··· TASK DATA
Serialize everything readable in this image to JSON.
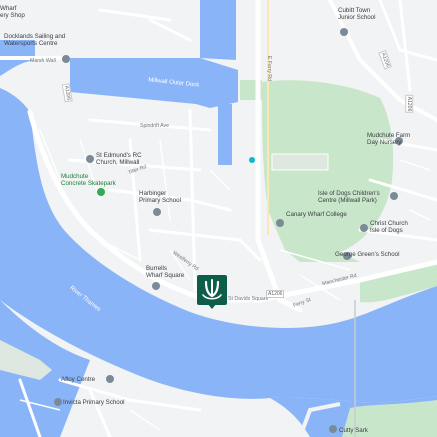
{
  "map": {
    "water_labels": {
      "outer_dock": "Millwall Outer Dock",
      "river": "River Thames"
    },
    "places": {
      "canary_wharf_top": "Wharf\nery Shop",
      "docklands_sailing": "Docklands Sailing and\nWatersports Centre",
      "cubitt_town": "Cubitt Town\nJunior School",
      "mudchute_farm": "Mudchute Farm\nDay Nursery",
      "st_edmunds": "St Edmund's RC\nChurch, Millwall",
      "mudchute_skatepark": "Mudchute\nConcrete Skatepark",
      "harbinger": "Harbinger\nPrimary School",
      "isle_of_dogs_childrens": "Isle of Dogs Children's\nCentre (Millwall Park)",
      "canary_wharf_college": "Canary Wharf College",
      "christ_church": "Christ Church\nIsle of Dogs",
      "george_greens": "George Green's School",
      "burrells_wharf": "Burrells\nWharf Square",
      "afloy_centre": "Afloy Centre",
      "invicta": "Invicta Primary School",
      "cutty_sark": "Cutty Sark"
    },
    "roads": {
      "westferry_rd": "Westferry Rd",
      "manchester_rd": "Manchester Rd",
      "ferry_st": "Ferry St",
      "st_davids_sq": "St Davids Square",
      "e_ferry_rd": "E Ferry Rd",
      "spindrift_ave": "Spindrift Ave",
      "tiller_rd": "Tiller Rd",
      "marsh_wall": "Marsh Wall"
    },
    "shields": {
      "a1206_top": "A1206",
      "a1206_right": "A1206",
      "a1206_bottom": "A1206",
      "a1206_left": "A1206"
    },
    "colors": {
      "water": "#8ab4f8",
      "land": "#f1f3f4",
      "park": "#c8e6c9",
      "park_dark": "#a8dab5",
      "road": "#ffffff",
      "marker": "#0e5c4a",
      "poi_grey": "#7b8a96",
      "poi_green": "#34a853"
    },
    "marker_icon": "company-logo-marker"
  }
}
······
STATED PROBLEM: From the data above, work out how many lines hold "Dogs". Answer with the number alone.

TASK OUTPUT: 2